### Stored records ###
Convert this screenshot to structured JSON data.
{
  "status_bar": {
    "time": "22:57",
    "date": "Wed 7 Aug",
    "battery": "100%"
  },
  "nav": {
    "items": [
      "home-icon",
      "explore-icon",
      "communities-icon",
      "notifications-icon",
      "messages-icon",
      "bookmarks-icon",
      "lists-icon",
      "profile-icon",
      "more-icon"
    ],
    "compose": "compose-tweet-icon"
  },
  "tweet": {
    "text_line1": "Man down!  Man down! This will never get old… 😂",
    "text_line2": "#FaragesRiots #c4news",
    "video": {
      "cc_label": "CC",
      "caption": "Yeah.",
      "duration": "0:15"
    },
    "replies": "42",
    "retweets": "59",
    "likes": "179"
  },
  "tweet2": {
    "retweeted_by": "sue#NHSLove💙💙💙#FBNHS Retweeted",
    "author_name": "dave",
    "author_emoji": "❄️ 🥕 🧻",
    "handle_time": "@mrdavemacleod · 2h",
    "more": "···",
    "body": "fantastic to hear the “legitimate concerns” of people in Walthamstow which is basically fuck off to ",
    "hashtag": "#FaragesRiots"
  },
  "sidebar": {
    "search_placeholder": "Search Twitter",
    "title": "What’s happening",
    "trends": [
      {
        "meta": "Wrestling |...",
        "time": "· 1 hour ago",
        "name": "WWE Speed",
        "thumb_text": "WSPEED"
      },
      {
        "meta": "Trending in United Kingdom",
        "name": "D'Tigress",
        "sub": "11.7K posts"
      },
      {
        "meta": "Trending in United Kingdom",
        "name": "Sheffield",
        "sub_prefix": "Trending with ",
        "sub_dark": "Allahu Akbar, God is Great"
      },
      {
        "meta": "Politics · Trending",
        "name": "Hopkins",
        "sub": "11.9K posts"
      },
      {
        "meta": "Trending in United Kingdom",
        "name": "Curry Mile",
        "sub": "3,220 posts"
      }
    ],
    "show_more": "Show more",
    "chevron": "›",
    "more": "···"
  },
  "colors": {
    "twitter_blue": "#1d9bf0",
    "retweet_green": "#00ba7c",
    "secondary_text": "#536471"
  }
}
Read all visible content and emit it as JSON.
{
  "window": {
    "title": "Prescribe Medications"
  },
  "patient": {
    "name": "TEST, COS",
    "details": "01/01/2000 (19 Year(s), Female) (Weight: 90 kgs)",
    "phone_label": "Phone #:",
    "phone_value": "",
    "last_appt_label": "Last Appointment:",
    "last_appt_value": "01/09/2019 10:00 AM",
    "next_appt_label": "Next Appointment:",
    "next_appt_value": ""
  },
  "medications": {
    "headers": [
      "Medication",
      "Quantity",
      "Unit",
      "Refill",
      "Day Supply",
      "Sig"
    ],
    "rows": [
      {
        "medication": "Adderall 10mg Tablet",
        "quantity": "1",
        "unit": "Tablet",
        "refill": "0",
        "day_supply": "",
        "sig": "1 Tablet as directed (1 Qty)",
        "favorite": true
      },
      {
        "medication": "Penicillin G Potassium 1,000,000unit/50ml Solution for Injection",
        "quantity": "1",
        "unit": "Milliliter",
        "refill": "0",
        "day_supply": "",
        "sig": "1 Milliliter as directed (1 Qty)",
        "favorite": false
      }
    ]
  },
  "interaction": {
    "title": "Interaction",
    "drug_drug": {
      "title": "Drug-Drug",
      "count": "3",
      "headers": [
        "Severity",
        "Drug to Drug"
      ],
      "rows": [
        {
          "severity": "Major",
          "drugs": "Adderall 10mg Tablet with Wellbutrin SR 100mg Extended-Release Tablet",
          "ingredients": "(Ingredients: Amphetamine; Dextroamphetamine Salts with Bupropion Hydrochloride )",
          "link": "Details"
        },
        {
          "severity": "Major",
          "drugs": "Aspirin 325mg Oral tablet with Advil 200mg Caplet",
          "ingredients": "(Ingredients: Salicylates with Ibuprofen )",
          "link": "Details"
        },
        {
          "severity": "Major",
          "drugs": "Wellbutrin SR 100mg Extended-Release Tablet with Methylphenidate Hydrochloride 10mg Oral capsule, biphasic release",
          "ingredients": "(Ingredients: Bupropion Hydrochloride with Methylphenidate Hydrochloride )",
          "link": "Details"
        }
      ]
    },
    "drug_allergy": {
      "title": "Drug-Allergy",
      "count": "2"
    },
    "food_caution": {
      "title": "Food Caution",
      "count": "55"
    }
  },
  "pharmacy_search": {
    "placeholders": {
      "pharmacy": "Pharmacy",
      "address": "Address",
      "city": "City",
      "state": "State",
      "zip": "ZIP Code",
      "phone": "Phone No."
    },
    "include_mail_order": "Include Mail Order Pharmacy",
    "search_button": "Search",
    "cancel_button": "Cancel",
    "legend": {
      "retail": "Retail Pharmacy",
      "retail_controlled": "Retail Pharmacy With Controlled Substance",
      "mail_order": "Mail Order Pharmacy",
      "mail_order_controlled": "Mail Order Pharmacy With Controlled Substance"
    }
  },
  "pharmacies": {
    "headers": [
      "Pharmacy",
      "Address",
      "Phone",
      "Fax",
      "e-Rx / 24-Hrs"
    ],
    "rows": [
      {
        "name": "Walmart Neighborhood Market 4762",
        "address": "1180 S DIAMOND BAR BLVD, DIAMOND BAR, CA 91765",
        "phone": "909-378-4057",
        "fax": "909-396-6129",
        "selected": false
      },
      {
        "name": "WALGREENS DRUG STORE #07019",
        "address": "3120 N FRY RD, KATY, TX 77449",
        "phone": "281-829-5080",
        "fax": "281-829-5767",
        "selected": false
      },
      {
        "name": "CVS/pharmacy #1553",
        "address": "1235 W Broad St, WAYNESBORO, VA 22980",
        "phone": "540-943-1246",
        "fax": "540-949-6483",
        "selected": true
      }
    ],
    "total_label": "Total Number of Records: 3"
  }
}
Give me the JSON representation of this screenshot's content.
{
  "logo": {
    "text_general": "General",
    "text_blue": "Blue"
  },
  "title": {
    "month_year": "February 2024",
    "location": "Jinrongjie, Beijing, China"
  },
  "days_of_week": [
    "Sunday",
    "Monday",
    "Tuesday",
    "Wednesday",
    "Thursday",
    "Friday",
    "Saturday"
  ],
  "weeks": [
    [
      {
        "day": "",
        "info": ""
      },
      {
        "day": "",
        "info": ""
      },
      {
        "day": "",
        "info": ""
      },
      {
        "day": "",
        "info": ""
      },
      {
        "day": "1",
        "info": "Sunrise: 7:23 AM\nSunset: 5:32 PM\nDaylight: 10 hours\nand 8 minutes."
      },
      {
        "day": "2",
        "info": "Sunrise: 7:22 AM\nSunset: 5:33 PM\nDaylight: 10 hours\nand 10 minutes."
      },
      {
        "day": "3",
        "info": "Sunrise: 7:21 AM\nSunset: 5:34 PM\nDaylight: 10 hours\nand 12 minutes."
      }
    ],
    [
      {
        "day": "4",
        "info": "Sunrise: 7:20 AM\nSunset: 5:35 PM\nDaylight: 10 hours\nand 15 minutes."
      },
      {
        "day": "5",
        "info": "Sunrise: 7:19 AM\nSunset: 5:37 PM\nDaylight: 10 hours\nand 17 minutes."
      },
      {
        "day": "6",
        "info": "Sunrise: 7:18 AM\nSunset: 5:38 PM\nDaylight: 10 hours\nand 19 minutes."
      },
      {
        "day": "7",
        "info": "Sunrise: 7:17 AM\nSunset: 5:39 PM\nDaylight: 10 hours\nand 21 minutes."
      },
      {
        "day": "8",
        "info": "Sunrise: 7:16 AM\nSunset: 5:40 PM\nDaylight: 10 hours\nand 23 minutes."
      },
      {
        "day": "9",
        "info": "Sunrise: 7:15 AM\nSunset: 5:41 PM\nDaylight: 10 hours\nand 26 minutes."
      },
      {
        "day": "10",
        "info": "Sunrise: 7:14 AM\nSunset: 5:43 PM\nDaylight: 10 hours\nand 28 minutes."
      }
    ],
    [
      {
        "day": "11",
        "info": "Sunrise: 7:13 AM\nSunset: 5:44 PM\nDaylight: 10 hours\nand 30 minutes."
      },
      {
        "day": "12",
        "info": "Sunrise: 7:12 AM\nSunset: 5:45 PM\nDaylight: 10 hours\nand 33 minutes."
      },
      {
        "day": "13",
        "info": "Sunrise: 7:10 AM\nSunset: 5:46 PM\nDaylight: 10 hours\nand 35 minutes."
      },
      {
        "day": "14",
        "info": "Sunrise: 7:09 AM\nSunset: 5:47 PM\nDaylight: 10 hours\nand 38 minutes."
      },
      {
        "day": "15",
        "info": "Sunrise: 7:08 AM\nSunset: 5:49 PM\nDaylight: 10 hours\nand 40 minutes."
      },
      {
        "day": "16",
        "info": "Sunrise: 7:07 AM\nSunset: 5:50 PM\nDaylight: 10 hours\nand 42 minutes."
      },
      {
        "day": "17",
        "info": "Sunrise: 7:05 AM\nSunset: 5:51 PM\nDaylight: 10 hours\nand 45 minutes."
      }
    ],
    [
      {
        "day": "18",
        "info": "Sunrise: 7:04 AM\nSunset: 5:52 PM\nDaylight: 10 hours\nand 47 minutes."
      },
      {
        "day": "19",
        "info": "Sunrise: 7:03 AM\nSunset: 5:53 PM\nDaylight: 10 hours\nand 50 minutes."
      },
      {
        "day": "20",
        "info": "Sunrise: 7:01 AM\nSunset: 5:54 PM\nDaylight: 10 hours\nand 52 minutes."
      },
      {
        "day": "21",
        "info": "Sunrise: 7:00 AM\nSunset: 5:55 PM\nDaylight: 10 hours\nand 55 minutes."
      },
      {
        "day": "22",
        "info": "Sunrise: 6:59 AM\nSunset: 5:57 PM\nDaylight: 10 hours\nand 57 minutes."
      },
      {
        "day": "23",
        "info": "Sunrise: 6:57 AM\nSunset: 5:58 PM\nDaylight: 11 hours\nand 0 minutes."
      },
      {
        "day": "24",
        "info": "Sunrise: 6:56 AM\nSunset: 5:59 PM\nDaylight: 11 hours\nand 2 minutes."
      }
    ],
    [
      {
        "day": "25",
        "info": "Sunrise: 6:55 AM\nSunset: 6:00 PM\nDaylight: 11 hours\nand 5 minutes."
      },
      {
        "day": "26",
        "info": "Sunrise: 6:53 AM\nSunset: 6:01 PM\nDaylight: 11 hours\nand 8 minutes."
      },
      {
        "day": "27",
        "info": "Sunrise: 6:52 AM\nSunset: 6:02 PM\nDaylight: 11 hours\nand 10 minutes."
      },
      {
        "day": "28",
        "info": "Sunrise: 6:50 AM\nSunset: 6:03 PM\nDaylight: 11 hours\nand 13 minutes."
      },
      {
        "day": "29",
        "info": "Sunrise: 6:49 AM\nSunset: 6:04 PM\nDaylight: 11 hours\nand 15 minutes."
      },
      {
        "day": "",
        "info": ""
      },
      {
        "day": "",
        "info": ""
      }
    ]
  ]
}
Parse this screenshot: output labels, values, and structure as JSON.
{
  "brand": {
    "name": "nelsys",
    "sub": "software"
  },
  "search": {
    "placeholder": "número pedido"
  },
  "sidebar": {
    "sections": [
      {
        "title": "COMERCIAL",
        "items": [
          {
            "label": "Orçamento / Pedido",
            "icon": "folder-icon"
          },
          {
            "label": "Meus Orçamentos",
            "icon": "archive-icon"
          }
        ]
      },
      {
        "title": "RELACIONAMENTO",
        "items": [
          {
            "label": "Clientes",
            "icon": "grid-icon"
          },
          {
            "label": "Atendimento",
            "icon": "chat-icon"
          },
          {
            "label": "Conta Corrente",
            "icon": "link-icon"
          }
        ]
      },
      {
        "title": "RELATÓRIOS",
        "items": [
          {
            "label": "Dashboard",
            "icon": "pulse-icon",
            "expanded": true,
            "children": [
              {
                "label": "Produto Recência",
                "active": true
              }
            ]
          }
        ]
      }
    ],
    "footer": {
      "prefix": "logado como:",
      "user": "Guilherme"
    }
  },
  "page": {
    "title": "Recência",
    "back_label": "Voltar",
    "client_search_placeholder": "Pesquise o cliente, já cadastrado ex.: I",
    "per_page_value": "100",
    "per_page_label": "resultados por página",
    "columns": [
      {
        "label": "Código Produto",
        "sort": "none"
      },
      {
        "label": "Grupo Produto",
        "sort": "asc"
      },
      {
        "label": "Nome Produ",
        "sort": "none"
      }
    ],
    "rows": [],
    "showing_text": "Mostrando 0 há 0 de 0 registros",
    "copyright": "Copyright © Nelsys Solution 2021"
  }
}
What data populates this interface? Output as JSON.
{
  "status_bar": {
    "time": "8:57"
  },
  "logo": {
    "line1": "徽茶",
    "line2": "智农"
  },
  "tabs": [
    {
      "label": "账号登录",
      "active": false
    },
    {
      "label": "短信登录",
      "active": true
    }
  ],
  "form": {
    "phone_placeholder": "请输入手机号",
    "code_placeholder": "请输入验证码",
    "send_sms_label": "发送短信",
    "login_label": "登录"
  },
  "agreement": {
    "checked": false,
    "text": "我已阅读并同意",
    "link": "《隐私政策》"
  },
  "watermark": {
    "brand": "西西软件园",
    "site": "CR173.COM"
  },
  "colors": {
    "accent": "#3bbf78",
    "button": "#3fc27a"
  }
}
###
▶ _Directions for this task_
In the entries above, find every line holding the word "more" and copy it out.

▶ _Output_
      "more-icon"
    "more": "···",
    "show_more": "Show more",
    "more": "···"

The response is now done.